**** Working data
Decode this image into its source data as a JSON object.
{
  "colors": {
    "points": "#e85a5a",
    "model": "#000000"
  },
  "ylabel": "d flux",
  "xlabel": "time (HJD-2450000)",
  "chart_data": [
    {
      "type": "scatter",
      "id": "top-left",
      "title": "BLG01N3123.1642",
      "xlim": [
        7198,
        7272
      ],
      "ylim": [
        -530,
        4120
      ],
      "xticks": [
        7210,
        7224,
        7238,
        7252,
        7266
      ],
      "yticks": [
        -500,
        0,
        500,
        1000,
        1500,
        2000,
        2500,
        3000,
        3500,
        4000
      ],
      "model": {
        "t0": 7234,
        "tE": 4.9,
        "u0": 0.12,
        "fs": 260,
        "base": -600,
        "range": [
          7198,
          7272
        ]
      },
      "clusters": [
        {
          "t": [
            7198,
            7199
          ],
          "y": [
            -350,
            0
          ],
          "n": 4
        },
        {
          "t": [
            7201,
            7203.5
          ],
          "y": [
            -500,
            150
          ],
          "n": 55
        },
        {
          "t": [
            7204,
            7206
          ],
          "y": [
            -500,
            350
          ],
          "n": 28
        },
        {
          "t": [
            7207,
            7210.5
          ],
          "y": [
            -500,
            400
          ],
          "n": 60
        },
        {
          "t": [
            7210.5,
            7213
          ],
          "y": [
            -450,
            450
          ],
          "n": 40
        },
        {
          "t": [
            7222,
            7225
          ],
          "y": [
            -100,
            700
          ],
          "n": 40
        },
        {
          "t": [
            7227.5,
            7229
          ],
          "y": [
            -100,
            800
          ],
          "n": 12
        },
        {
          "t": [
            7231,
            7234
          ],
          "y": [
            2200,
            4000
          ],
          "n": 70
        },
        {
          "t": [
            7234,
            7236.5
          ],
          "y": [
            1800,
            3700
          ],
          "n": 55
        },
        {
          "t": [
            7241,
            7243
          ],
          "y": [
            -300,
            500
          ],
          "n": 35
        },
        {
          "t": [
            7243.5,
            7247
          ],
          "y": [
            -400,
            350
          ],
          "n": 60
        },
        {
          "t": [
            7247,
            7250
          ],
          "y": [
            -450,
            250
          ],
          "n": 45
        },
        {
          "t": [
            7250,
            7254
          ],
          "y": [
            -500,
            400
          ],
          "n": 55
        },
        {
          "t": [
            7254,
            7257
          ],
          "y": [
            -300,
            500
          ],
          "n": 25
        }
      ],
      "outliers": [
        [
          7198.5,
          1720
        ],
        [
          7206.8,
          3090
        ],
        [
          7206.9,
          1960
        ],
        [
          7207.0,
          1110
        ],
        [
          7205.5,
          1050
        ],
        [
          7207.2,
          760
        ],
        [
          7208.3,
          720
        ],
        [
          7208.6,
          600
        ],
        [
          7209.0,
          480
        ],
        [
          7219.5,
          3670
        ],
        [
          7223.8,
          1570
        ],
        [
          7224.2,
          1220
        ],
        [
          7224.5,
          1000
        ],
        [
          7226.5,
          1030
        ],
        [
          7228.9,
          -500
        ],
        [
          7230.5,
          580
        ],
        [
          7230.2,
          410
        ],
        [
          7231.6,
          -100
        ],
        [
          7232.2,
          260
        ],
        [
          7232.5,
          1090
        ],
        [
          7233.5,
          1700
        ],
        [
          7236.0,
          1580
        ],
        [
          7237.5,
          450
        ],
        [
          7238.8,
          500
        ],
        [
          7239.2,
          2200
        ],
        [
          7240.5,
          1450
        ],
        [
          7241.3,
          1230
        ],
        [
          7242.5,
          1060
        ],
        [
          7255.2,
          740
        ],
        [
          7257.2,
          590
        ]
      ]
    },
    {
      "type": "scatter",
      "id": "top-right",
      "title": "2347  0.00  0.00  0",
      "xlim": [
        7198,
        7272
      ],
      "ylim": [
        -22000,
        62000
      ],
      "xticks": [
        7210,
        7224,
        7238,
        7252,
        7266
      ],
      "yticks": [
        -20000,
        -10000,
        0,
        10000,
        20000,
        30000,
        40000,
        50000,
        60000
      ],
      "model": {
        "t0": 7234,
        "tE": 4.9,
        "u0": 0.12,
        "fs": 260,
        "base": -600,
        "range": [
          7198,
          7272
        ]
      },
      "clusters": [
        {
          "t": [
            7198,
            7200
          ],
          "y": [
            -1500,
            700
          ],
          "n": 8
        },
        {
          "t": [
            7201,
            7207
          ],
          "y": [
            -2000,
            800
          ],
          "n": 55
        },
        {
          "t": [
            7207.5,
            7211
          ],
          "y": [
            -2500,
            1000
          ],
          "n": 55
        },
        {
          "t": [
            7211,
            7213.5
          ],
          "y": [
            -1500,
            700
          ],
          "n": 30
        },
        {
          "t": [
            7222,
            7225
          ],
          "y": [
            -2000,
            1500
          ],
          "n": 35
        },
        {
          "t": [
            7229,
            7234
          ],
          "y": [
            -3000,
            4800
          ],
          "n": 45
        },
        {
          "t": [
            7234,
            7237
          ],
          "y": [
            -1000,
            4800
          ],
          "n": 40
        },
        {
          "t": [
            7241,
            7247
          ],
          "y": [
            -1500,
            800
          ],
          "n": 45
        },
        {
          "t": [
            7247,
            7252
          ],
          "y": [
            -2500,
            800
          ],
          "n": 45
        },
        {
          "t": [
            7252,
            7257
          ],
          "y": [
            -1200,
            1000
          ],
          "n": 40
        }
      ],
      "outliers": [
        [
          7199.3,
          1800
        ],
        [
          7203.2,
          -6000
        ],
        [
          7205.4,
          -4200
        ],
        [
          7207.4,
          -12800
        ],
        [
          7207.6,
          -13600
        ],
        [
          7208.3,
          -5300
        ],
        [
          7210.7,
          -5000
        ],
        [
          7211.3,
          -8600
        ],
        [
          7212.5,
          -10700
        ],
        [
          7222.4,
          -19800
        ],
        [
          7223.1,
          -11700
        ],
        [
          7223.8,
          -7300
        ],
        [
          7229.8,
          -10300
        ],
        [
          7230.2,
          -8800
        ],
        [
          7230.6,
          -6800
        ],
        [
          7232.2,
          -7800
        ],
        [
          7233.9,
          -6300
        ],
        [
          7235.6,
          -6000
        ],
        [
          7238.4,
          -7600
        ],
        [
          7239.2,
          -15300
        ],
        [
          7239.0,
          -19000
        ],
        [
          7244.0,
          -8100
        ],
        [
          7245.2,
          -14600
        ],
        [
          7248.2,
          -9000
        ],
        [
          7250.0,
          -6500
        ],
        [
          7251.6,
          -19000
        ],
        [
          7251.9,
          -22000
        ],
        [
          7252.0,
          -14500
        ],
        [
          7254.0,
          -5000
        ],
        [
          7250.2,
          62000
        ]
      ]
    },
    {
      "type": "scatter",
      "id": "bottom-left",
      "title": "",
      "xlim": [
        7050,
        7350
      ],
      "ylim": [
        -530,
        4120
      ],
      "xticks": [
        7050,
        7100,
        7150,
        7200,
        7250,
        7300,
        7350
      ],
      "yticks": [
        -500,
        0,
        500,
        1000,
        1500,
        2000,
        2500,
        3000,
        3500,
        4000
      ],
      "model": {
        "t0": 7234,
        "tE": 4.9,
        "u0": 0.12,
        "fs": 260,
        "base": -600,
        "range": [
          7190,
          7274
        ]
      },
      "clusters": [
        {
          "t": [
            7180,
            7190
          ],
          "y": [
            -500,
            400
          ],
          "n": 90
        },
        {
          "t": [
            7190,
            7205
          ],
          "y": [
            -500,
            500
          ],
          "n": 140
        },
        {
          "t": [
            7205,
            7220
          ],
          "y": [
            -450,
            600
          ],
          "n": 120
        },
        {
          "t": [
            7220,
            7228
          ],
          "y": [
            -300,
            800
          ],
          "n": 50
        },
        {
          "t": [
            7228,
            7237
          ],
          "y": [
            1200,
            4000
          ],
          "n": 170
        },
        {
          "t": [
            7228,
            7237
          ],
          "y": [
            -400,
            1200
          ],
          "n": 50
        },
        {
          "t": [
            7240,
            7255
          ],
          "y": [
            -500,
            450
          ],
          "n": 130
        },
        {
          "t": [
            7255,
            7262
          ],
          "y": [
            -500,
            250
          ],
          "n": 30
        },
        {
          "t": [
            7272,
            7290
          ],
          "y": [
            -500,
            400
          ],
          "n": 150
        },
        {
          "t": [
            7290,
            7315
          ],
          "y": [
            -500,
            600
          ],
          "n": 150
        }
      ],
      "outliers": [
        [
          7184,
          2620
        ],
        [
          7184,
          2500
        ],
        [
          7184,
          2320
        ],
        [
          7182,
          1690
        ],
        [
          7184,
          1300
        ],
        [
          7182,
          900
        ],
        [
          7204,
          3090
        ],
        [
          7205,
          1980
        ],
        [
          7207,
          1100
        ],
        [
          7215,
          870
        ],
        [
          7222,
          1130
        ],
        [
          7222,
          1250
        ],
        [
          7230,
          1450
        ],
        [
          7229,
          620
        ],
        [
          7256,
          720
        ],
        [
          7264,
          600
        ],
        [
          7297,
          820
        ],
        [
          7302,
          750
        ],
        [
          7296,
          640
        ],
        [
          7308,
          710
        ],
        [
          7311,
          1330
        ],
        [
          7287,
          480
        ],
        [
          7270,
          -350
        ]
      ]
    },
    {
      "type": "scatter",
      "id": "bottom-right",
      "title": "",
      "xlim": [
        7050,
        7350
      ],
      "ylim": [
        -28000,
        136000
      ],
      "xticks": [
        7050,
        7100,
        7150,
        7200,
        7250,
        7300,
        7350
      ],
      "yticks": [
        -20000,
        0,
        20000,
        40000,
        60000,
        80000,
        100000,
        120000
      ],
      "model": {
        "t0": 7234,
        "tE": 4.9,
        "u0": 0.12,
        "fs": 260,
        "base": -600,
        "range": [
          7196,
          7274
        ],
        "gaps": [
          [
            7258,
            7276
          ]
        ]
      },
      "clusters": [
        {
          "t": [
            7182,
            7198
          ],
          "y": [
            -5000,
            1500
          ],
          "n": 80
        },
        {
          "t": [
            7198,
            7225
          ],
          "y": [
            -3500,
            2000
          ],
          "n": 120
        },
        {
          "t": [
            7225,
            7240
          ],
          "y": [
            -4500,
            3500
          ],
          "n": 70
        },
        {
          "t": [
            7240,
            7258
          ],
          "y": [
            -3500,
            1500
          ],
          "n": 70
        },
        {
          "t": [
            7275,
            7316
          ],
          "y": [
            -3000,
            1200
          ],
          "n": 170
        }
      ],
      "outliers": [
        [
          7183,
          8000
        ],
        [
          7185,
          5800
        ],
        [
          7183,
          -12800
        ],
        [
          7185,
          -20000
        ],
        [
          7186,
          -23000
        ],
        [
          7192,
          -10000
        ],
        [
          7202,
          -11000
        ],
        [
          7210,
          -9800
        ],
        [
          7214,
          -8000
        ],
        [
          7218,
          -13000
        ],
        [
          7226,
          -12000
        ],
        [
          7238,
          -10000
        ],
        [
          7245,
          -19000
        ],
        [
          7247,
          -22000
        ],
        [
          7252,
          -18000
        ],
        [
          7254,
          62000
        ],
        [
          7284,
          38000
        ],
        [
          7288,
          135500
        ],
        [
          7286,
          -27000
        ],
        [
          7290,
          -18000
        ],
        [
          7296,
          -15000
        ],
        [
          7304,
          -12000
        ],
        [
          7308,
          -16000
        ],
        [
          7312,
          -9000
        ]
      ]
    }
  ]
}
********
## [What is required]
Scan the material and collect every line that contains "title".

## [Reply to the exercise]
      "title": "BLG01N3123.1642",
      "title": "2347  0.00  0.00  0",
      "title": "",
      "title": "",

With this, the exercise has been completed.